TASK REQUIREMENTS>
Pick out every line in the data below that holds "JSON".

INPUT ROWS>
--- BEGIN ---
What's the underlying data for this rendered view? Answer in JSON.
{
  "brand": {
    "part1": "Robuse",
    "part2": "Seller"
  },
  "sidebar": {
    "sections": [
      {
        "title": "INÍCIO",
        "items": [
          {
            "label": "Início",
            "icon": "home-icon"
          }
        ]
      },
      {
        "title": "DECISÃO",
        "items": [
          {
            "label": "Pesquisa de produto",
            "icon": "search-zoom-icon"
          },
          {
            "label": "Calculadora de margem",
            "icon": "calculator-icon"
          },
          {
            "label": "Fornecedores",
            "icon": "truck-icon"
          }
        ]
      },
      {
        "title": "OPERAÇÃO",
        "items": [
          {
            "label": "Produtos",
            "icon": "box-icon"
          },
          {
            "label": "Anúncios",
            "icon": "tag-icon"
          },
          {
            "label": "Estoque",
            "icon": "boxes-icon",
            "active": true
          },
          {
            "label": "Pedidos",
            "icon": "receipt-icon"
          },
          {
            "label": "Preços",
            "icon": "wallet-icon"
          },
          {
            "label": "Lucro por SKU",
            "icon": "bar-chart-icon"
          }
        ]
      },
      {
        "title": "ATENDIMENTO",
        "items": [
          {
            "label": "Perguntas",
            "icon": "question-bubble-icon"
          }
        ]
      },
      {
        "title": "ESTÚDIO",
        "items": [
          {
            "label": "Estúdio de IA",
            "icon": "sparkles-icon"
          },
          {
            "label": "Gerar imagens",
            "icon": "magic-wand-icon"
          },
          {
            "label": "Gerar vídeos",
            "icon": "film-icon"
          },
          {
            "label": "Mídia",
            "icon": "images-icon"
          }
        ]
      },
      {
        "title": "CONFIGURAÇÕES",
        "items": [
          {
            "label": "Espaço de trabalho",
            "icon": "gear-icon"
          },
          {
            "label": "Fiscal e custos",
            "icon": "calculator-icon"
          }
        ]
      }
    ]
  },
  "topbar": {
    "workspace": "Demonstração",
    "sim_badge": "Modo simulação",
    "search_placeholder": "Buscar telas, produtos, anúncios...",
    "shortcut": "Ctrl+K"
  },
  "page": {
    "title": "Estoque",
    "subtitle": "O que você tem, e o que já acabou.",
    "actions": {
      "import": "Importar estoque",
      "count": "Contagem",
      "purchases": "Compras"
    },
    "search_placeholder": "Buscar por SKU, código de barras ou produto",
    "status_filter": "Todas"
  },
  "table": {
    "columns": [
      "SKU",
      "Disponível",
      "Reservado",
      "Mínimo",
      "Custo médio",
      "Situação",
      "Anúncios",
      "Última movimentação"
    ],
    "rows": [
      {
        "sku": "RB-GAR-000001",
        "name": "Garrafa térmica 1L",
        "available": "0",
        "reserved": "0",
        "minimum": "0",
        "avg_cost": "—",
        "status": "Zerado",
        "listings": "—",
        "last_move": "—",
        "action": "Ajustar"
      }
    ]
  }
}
--- END ---
--- BEGIN ---
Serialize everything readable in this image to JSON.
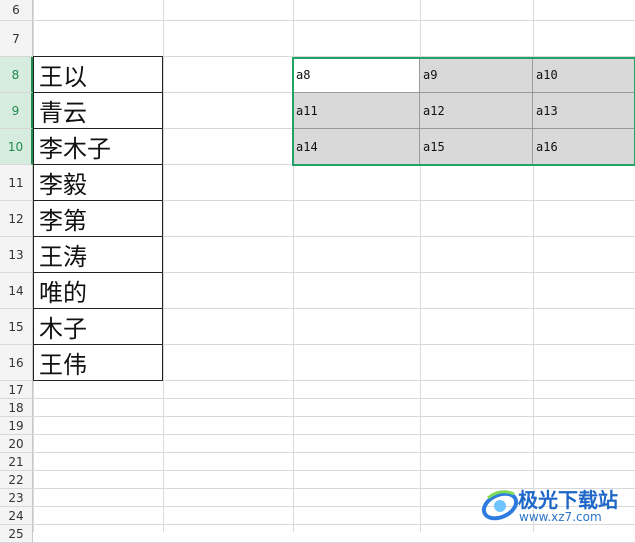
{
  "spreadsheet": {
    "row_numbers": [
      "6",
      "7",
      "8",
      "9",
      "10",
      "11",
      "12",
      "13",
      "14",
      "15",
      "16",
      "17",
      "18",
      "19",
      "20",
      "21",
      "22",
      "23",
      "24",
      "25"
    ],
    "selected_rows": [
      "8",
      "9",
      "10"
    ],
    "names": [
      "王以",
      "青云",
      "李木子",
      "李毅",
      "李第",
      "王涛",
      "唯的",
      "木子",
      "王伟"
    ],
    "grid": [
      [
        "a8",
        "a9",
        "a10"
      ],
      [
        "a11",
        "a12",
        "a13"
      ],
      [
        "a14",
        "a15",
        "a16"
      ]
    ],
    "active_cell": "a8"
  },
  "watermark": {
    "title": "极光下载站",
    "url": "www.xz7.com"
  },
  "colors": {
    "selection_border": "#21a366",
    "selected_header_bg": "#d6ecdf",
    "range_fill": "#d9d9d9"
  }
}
--- END ---
RESULT FOR THIS TASK>
What's the underlying data for this rendered view? Answer in JSON.
Serialize everything readable in this image to JSON.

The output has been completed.